Element-and-box listings:
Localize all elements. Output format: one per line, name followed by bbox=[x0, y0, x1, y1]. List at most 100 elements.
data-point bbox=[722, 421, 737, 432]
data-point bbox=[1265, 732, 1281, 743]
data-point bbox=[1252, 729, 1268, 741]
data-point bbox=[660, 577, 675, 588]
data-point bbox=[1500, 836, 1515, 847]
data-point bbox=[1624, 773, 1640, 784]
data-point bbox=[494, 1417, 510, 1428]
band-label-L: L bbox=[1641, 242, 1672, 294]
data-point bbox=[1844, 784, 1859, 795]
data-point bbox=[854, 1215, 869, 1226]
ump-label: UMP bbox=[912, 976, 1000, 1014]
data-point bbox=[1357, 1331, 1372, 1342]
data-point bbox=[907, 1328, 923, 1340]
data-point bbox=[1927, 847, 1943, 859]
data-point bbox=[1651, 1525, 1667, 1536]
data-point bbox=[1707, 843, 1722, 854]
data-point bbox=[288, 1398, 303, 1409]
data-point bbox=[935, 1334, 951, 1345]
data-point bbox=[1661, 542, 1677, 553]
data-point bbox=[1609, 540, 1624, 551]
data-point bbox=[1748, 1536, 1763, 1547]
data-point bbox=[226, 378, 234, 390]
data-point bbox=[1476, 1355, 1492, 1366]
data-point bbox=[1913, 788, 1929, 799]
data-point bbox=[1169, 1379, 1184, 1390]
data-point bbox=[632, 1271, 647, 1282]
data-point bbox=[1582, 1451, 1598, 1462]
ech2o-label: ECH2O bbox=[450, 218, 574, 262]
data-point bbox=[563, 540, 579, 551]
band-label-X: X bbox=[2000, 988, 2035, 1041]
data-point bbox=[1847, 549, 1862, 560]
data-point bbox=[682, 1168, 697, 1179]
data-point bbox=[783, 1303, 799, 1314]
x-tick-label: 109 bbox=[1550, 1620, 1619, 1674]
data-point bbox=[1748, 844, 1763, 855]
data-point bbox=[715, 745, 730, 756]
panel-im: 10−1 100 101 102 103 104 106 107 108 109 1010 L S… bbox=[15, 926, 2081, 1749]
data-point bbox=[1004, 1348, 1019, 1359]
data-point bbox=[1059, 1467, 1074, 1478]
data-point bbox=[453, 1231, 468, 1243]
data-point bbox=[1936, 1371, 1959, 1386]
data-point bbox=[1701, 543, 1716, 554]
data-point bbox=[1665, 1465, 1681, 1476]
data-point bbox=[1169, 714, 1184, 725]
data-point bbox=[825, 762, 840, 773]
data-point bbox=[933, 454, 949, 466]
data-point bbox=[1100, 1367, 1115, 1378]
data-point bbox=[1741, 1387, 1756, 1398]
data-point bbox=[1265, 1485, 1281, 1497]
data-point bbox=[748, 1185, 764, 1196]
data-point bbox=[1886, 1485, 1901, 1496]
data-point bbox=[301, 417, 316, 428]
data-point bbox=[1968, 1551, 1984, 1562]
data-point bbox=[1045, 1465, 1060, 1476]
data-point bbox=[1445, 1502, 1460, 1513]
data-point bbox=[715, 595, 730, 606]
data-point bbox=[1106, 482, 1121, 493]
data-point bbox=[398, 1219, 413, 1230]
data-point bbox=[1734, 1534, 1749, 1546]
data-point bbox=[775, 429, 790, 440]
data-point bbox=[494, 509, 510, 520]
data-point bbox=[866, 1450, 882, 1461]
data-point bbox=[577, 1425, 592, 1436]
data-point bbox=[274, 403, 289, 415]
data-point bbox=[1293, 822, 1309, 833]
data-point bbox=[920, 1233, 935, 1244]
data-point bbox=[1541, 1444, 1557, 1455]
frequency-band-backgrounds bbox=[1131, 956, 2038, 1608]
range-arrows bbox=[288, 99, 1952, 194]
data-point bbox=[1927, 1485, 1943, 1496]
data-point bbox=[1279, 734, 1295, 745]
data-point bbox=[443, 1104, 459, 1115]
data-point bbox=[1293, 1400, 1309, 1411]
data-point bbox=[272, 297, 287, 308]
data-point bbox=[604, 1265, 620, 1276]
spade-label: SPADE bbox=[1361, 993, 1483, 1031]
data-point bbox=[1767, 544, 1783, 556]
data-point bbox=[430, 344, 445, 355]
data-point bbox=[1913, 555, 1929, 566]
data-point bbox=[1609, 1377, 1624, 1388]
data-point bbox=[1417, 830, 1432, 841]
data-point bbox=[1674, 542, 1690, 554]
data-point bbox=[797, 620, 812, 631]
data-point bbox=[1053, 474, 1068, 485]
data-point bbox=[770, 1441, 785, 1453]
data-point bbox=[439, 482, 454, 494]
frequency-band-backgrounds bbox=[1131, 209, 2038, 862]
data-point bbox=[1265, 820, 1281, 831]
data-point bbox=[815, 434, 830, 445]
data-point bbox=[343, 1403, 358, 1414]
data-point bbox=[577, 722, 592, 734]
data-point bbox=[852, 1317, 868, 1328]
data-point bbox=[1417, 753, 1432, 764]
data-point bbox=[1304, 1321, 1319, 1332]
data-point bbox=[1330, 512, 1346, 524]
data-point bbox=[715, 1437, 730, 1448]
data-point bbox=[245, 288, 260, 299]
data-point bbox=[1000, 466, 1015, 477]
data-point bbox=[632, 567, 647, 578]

Requirements
Format the lines of the items above as a JSON list of strings, one string per line, with blank lines left out.

Response to the task
[
  "Localize all elements. Output format: one per line, name followed by bbox=[x0, y0, x1, y1]. List at most 100 elements.",
  "data-point bbox=[722, 421, 737, 432]",
  "data-point bbox=[1265, 732, 1281, 743]",
  "data-point bbox=[1252, 729, 1268, 741]",
  "data-point bbox=[660, 577, 675, 588]",
  "data-point bbox=[1500, 836, 1515, 847]",
  "data-point bbox=[1624, 773, 1640, 784]",
  "data-point bbox=[494, 1417, 510, 1428]",
  "band-label-L: L bbox=[1641, 242, 1672, 294]",
  "data-point bbox=[1844, 784, 1859, 795]",
  "data-point bbox=[854, 1215, 869, 1226]",
  "ump-label: UMP bbox=[912, 976, 1000, 1014]",
  "data-point bbox=[1357, 1331, 1372, 1342]",
  "data-point bbox=[907, 1328, 923, 1340]",
  "data-point bbox=[1927, 847, 1943, 859]",
  "data-point bbox=[1651, 1525, 1667, 1536]",
  "data-point bbox=[1707, 843, 1722, 854]",
  "data-point bbox=[288, 1398, 303, 1409]",
  "data-point bbox=[935, 1334, 951, 1345]",
  "data-point bbox=[1661, 542, 1677, 553]",
  "data-point bbox=[1609, 540, 1624, 551]",
  "data-point bbox=[1748, 1536, 1763, 1547]",
  "data-point bbox=[226, 378, 234, 390]",
  "data-point bbox=[1476, 1355, 1492, 1366]",
  "data-point bbox=[1913, 788, 1929, 799]",
  "data-point bbox=[1169, 1379, 1184, 1390]",
  "data-point bbox=[632, 1271, 647, 1282]",
  "data-point bbox=[1582, 1451, 1598, 1462]",
  "ech2o-label: ECH2O bbox=[450, 218, 574, 262]",
  "data-point bbox=[563, 540, 579, 551]",
  "band-label-X: X bbox=[2000, 988, 2035, 1041]",
  "data-point bbox=[1847, 549, 1862, 560]",
  "data-point bbox=[682, 1168, 697, 1179]",
  "data-point bbox=[783, 1303, 799, 1314]",
  "x-tick-label: 109 bbox=[1550, 1620, 1619, 1674]",
  "data-point bbox=[1748, 844, 1763, 855]",
  "data-point bbox=[715, 745, 730, 756]",
  "panel-im: 10−1 100 101 102 103 104 106 107 108 109 1010 L S… bbox=[15, 926, 2081, 1749]",
  "data-point bbox=[1004, 1348, 1019, 1359]",
  "data-point bbox=[1059, 1467, 1074, 1478]",
  "data-point bbox=[453, 1231, 468, 1243]",
  "data-point bbox=[1936, 1371, 1959, 1386]",
  "data-point bbox=[1701, 543, 1716, 554]",
  "data-point bbox=[1665, 1465, 1681, 1476]",
  "data-point bbox=[1169, 714, 1184, 725]",
  "data-point bbox=[825, 762, 840, 773]",
  "data-point bbox=[933, 454, 949, 466]",
  "data-point bbox=[1100, 1367, 1115, 1378]",
  "data-point bbox=[1741, 1387, 1756, 1398]",
  "data-point bbox=[1265, 1485, 1281, 1497]",
  "data-point bbox=[748, 1185, 764, 1196]",
  "data-point bbox=[1886, 1485, 1901, 1496]",
  "data-point bbox=[301, 417, 316, 428]",
  "data-point bbox=[1968, 1551, 1984, 1562]",
  "data-point bbox=[1045, 1465, 1060, 1476]",
  "data-point bbox=[1445, 1502, 1460, 1513]",
  "data-point bbox=[715, 595, 730, 606]",
  "data-point bbox=[1106, 482, 1121, 493]",
  "data-point bbox=[398, 1219, 413, 1230]",
  "data-point bbox=[1734, 1534, 1749, 1546]",
  "data-point bbox=[775, 429, 790, 440]",
  "data-point bbox=[494, 509, 510, 520]",
  "data-point bbox=[866, 1450, 882, 1461]",
  "data-point bbox=[577, 1425, 592, 1436]",
  "data-point bbox=[274, 403, 289, 415]",
  "data-point bbox=[1293, 822, 1309, 833]",
  "data-point bbox=[920, 1233, 935, 1244]",
  "data-point bbox=[1541, 1444, 1557, 1455]",
  "frequency-band-backgrounds bbox=[1131, 956, 2038, 1608]",
  "range-arrows bbox=[288, 99, 1952, 194]",
  "data-point bbox=[1927, 1485, 1943, 1496]",
  "data-point bbox=[1279, 734, 1295, 745]",
  "data-point bbox=[443, 1104, 459, 1115]",
  "data-point bbox=[1293, 1400, 1309, 1411]",
  "data-point bbox=[272, 297, 287, 308]",
  "data-point bbox=[604, 1265, 620, 1276]",
  "spade-label: SPADE bbox=[1361, 993, 1483, 1031]",
  "data-point bbox=[1767, 544, 1783, 556]",
  "data-point bbox=[430, 344, 445, 355]",
  "data-point bbox=[1913, 555, 1929, 566]",
  "data-point bbox=[1609, 1377, 1624, 1388]",
  "data-point bbox=[1417, 830, 1432, 841]",
  "data-point bbox=[1674, 542, 1690, 554]",
  "data-point bbox=[797, 620, 812, 631]",
  "data-point bbox=[1053, 474, 1068, 485]",
  "data-point bbox=[770, 1441, 785, 1453]",
  "data-point bbox=[439, 482, 454, 494]",
  "frequency-band-backgrounds bbox=[1131, 209, 2038, 862]",
  "data-point bbox=[1265, 820, 1281, 831]",
  "data-point bbox=[815, 434, 830, 445]",
  "data-point bbox=[343, 1403, 358, 1414]",
  "data-point bbox=[577, 722, 592, 734]",
  "data-point bbox=[852, 1317, 868, 1328]",
  "data-point bbox=[1417, 753, 1432, 764]",
  "data-point bbox=[1304, 1321, 1319, 1332]",
  "data-point bbox=[1330, 512, 1346, 524]",
  "data-point bbox=[715, 1437, 730, 1448]",
  "data-point bbox=[245, 288, 260, 299]",
  "data-point bbox=[1000, 466, 1015, 477]",
  "data-point bbox=[632, 567, 647, 578]"
]